>>>>>

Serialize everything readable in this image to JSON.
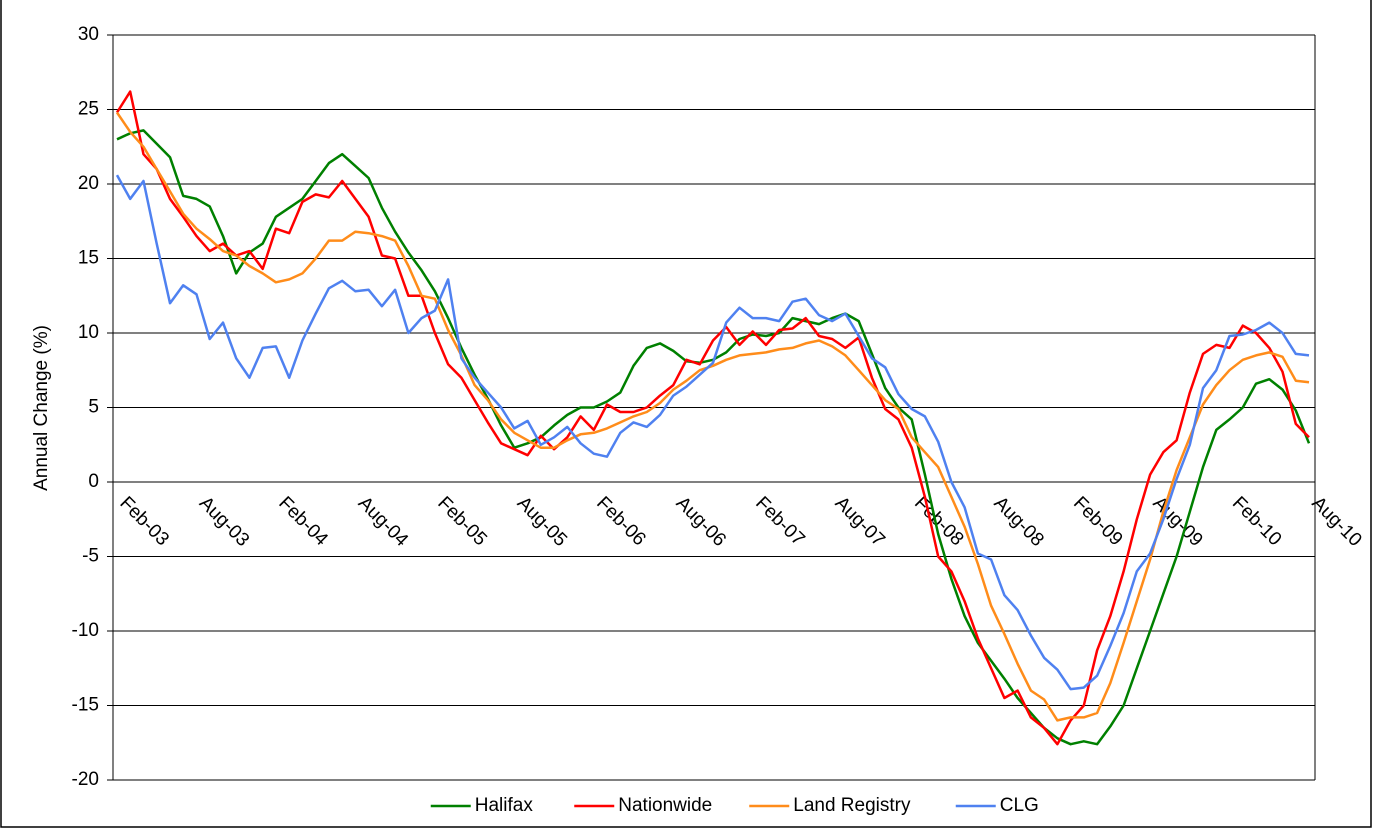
{
  "chart_data": {
    "type": "line",
    "y_label": "Annual Change (%)",
    "categories": [
      "Feb-03",
      null,
      null,
      null,
      null,
      null,
      "Aug-03",
      null,
      null,
      null,
      null,
      null,
      "Feb-04",
      null,
      null,
      null,
      null,
      null,
      "Aug-04",
      null,
      null,
      null,
      null,
      null,
      "Feb-05",
      null,
      null,
      null,
      null,
      null,
      "Aug-05",
      null,
      null,
      null,
      null,
      null,
      "Feb-06",
      null,
      null,
      null,
      null,
      null,
      "Aug-06",
      null,
      null,
      null,
      null,
      null,
      "Feb-07",
      null,
      null,
      null,
      null,
      null,
      "Aug-07",
      null,
      null,
      null,
      null,
      null,
      "Feb-08",
      null,
      null,
      null,
      null,
      null,
      "Aug-08",
      null,
      null,
      null,
      null,
      null,
      "Feb-09",
      null,
      null,
      null,
      null,
      null,
      "Aug-09",
      null,
      null,
      null,
      null,
      null,
      "Feb-10",
      null,
      null,
      null,
      null,
      null,
      "Aug-10"
    ],
    "series": [
      {
        "name": "Halifax",
        "color": "#008000",
        "values": [
          23,
          23.4,
          23.6,
          22.7,
          21.8,
          19.2,
          19.0,
          18.5,
          16.5,
          14.0,
          15.4,
          16.0,
          17.8,
          18.4,
          19.0,
          20.2,
          21.4,
          22.0,
          21.2,
          20.4,
          18.4,
          16.8,
          15.4,
          14.2,
          12.8,
          11.0,
          9.0,
          7.2,
          5.6,
          3.8,
          2.3,
          2.6,
          3.0,
          3.8,
          4.5,
          5.0,
          5.0,
          5.4,
          6.0,
          7.8,
          9.0,
          9.3,
          8.8,
          8.1,
          8.0,
          8.2,
          8.7,
          9.6,
          9.9,
          9.8,
          10.0,
          11.0,
          10.8,
          10.6,
          11.0,
          11.3,
          10.8,
          8.6,
          6.3,
          5.0,
          4.2,
          0.5,
          -3.5,
          -6.5,
          -9.0,
          -10.8,
          -12.0,
          -13.2,
          -14.5,
          -15.5,
          -16.5,
          -17.2,
          -17.6,
          -17.4,
          -17.6,
          -16.4,
          -15.0,
          -12.5,
          -10.0,
          -7.5,
          -5.0,
          -2.0,
          1.0,
          3.5,
          4.2,
          5.0,
          6.6,
          6.9,
          6.2,
          4.8,
          2.6
        ]
      },
      {
        "name": "Nationwide",
        "color": "#ff0000",
        "values": [
          24.8,
          26.2,
          22.0,
          21.0,
          19.0,
          17.8,
          16.5,
          15.5,
          16.0,
          15.2,
          15.5,
          14.3,
          17.0,
          16.7,
          18.8,
          19.3,
          19.1,
          20.2,
          19.0,
          17.8,
          15.2,
          15.0,
          12.5,
          12.5,
          10.0,
          7.9,
          7.0,
          5.5,
          4.0,
          2.6,
          2.2,
          1.8,
          3.1,
          2.2,
          3.0,
          4.4,
          3.5,
          5.2,
          4.7,
          4.7,
          5.0,
          5.8,
          6.5,
          8.2,
          7.9,
          9.5,
          10.4,
          9.2,
          10.1,
          9.2,
          10.2,
          10.3,
          11.0,
          9.8,
          9.6,
          9.0,
          9.7,
          7.0,
          4.9,
          4.2,
          2.3,
          -1.0,
          -5.0,
          -6.0,
          -8.0,
          -10.5,
          -12.5,
          -14.5,
          -14.0,
          -15.8,
          -16.5,
          -17.6,
          -16.0,
          -15.0,
          -11.3,
          -9.0,
          -6.0,
          -2.5,
          0.5,
          2.0,
          2.8,
          6.0,
          8.6,
          9.2,
          9.0,
          10.5,
          10.0,
          9.0,
          7.4,
          3.9,
          3.0
        ]
      },
      {
        "name": "Land Registry",
        "color": "#ff8c1a",
        "values": [
          24.8,
          23.5,
          22.5,
          21.0,
          19.5,
          18.0,
          17.0,
          16.3,
          15.5,
          15.2,
          14.5,
          14.0,
          13.4,
          13.6,
          14.0,
          15.0,
          16.2,
          16.2,
          16.8,
          16.7,
          16.5,
          16.2,
          14.5,
          12.5,
          12.3,
          10.2,
          8.5,
          6.5,
          5.5,
          4.2,
          3.3,
          2.8,
          2.3,
          2.3,
          2.8,
          3.2,
          3.3,
          3.6,
          4.0,
          4.4,
          4.7,
          5.3,
          6.2,
          6.8,
          7.5,
          7.8,
          8.2,
          8.5,
          8.6,
          8.7,
          8.9,
          9.0,
          9.3,
          9.5,
          9.1,
          8.5,
          7.5,
          6.5,
          5.5,
          4.9,
          3.0,
          2.0,
          1.0,
          -1.0,
          -3.0,
          -5.5,
          -8.3,
          -10.2,
          -12.2,
          -14.0,
          -14.6,
          -16.0,
          -15.8,
          -15.8,
          -15.5,
          -13.5,
          -10.8,
          -8.0,
          -5.2,
          -2.0,
          0.8,
          3.0,
          5.2,
          6.5,
          7.5,
          8.2,
          8.5,
          8.7,
          8.4,
          6.8,
          6.7
        ]
      },
      {
        "name": "CLG",
        "color": "#4f81f0",
        "values": [
          20.6,
          19.0,
          20.2,
          16.0,
          12.0,
          13.2,
          12.6,
          9.6,
          10.7,
          8.3,
          7.0,
          9.0,
          9.1,
          7.0,
          9.5,
          11.3,
          13.0,
          13.5,
          12.8,
          12.9,
          11.8,
          12.9,
          10.0,
          11.0,
          11.5,
          13.6,
          8.3,
          7.0,
          6.0,
          5.0,
          3.6,
          4.1,
          2.5,
          3.0,
          3.7,
          2.6,
          1.9,
          1.7,
          3.3,
          4.0,
          3.7,
          4.5,
          5.8,
          6.4,
          7.2,
          8.0,
          10.7,
          11.7,
          11.0,
          11.0,
          10.8,
          12.1,
          12.3,
          11.2,
          10.8,
          11.3,
          9.8,
          8.3,
          7.7,
          5.9,
          4.9,
          4.4,
          2.7,
          0,
          -1.7,
          -4.8,
          -5.2,
          -7.6,
          -8.6,
          -10.3,
          -11.8,
          -12.6,
          -13.9,
          -13.8,
          -13.0,
          -11.0,
          -8.8,
          -6.0,
          -4.8,
          -2.5,
          0.2,
          2.5,
          6.3,
          7.5,
          9.8,
          9.9,
          10.2,
          10.7,
          10.0,
          8.6,
          8.5
        ]
      }
    ],
    "ylim": [
      -20,
      30
    ],
    "yticks": [
      -20,
      -15,
      -10,
      -5,
      0,
      5,
      10,
      15,
      20,
      25,
      30
    ],
    "grid": true,
    "legend": "bottom"
  }
}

<<<<<

WHAT IS REQUIRED ::
All of the material above is to be copied exactly, except for its images.

OUTPUT FOR THIS TASK ::
Serialize everything readable in this image to JSON.
{
  "chart_data": {
    "type": "line",
    "y_label": "Annual Change (%)",
    "categories": [
      "Feb-03",
      null,
      null,
      null,
      null,
      null,
      "Aug-03",
      null,
      null,
      null,
      null,
      null,
      "Feb-04",
      null,
      null,
      null,
      null,
      null,
      "Aug-04",
      null,
      null,
      null,
      null,
      null,
      "Feb-05",
      null,
      null,
      null,
      null,
      null,
      "Aug-05",
      null,
      null,
      null,
      null,
      null,
      "Feb-06",
      null,
      null,
      null,
      null,
      null,
      "Aug-06",
      null,
      null,
      null,
      null,
      null,
      "Feb-07",
      null,
      null,
      null,
      null,
      null,
      "Aug-07",
      null,
      null,
      null,
      null,
      null,
      "Feb-08",
      null,
      null,
      null,
      null,
      null,
      "Aug-08",
      null,
      null,
      null,
      null,
      null,
      "Feb-09",
      null,
      null,
      null,
      null,
      null,
      "Aug-09",
      null,
      null,
      null,
      null,
      null,
      "Feb-10",
      null,
      null,
      null,
      null,
      null,
      "Aug-10"
    ],
    "series": [
      {
        "name": "Halifax",
        "color": "#008000",
        "values": [
          23,
          23.4,
          23.6,
          22.7,
          21.8,
          19.2,
          19.0,
          18.5,
          16.5,
          14.0,
          15.4,
          16.0,
          17.8,
          18.4,
          19.0,
          20.2,
          21.4,
          22.0,
          21.2,
          20.4,
          18.4,
          16.8,
          15.4,
          14.2,
          12.8,
          11.0,
          9.0,
          7.2,
          5.6,
          3.8,
          2.3,
          2.6,
          3.0,
          3.8,
          4.5,
          5.0,
          5.0,
          5.4,
          6.0,
          7.8,
          9.0,
          9.3,
          8.8,
          8.1,
          8.0,
          8.2,
          8.7,
          9.6,
          9.9,
          9.8,
          10.0,
          11.0,
          10.8,
          10.6,
          11.0,
          11.3,
          10.8,
          8.6,
          6.3,
          5.0,
          4.2,
          0.5,
          -3.5,
          -6.5,
          -9.0,
          -10.8,
          -12.0,
          -13.2,
          -14.5,
          -15.5,
          -16.5,
          -17.2,
          -17.6,
          -17.4,
          -17.6,
          -16.4,
          -15.0,
          -12.5,
          -10.0,
          -7.5,
          -5.0,
          -2.0,
          1.0,
          3.5,
          4.2,
          5.0,
          6.6,
          6.9,
          6.2,
          4.8,
          2.6
        ]
      },
      {
        "name": "Nationwide",
        "color": "#ff0000",
        "values": [
          24.8,
          26.2,
          22.0,
          21.0,
          19.0,
          17.8,
          16.5,
          15.5,
          16.0,
          15.2,
          15.5,
          14.3,
          17.0,
          16.7,
          18.8,
          19.3,
          19.1,
          20.2,
          19.0,
          17.8,
          15.2,
          15.0,
          12.5,
          12.5,
          10.0,
          7.9,
          7.0,
          5.5,
          4.0,
          2.6,
          2.2,
          1.8,
          3.1,
          2.2,
          3.0,
          4.4,
          3.5,
          5.2,
          4.7,
          4.7,
          5.0,
          5.8,
          6.5,
          8.2,
          7.9,
          9.5,
          10.4,
          9.2,
          10.1,
          9.2,
          10.2,
          10.3,
          11.0,
          9.8,
          9.6,
          9.0,
          9.7,
          7.0,
          4.9,
          4.2,
          2.3,
          -1.0,
          -5.0,
          -6.0,
          -8.0,
          -10.5,
          -12.5,
          -14.5,
          -14.0,
          -15.8,
          -16.5,
          -17.6,
          -16.0,
          -15.0,
          -11.3,
          -9.0,
          -6.0,
          -2.5,
          0.5,
          2.0,
          2.8,
          6.0,
          8.6,
          9.2,
          9.0,
          10.5,
          10.0,
          9.0,
          7.4,
          3.9,
          3.0
        ]
      },
      {
        "name": "Land Registry",
        "color": "#ff8c1a",
        "values": [
          24.8,
          23.5,
          22.5,
          21.0,
          19.5,
          18.0,
          17.0,
          16.3,
          15.5,
          15.2,
          14.5,
          14.0,
          13.4,
          13.6,
          14.0,
          15.0,
          16.2,
          16.2,
          16.8,
          16.7,
          16.5,
          16.2,
          14.5,
          12.5,
          12.3,
          10.2,
          8.5,
          6.5,
          5.5,
          4.2,
          3.3,
          2.8,
          2.3,
          2.3,
          2.8,
          3.2,
          3.3,
          3.6,
          4.0,
          4.4,
          4.7,
          5.3,
          6.2,
          6.8,
          7.5,
          7.8,
          8.2,
          8.5,
          8.6,
          8.7,
          8.9,
          9.0,
          9.3,
          9.5,
          9.1,
          8.5,
          7.5,
          6.5,
          5.5,
          4.9,
          3.0,
          2.0,
          1.0,
          -1.0,
          -3.0,
          -5.5,
          -8.3,
          -10.2,
          -12.2,
          -14.0,
          -14.6,
          -16.0,
          -15.8,
          -15.8,
          -15.5,
          -13.5,
          -10.8,
          -8.0,
          -5.2,
          -2.0,
          0.8,
          3.0,
          5.2,
          6.5,
          7.5,
          8.2,
          8.5,
          8.7,
          8.4,
          6.8,
          6.7
        ]
      },
      {
        "name": "CLG",
        "color": "#4f81f0",
        "values": [
          20.6,
          19.0,
          20.2,
          16.0,
          12.0,
          13.2,
          12.6,
          9.6,
          10.7,
          8.3,
          7.0,
          9.0,
          9.1,
          7.0,
          9.5,
          11.3,
          13.0,
          13.5,
          12.8,
          12.9,
          11.8,
          12.9,
          10.0,
          11.0,
          11.5,
          13.6,
          8.3,
          7.0,
          6.0,
          5.0,
          3.6,
          4.1,
          2.5,
          3.0,
          3.7,
          2.6,
          1.9,
          1.7,
          3.3,
          4.0,
          3.7,
          4.5,
          5.8,
          6.4,
          7.2,
          8.0,
          10.7,
          11.7,
          11.0,
          11.0,
          10.8,
          12.1,
          12.3,
          11.2,
          10.8,
          11.3,
          9.8,
          8.3,
          7.7,
          5.9,
          4.9,
          4.4,
          2.7,
          0,
          -1.7,
          -4.8,
          -5.2,
          -7.6,
          -8.6,
          -10.3,
          -11.8,
          -12.6,
          -13.9,
          -13.8,
          -13.0,
          -11.0,
          -8.8,
          -6.0,
          -4.8,
          -2.5,
          0.2,
          2.5,
          6.3,
          7.5,
          9.8,
          9.9,
          10.2,
          10.7,
          10.0,
          8.6,
          8.5
        ]
      }
    ],
    "ylim": [
      -20,
      30
    ],
    "yticks": [
      -20,
      -15,
      -10,
      -5,
      0,
      5,
      10,
      15,
      20,
      25,
      30
    ],
    "grid": true,
    "legend": "bottom"
  }
}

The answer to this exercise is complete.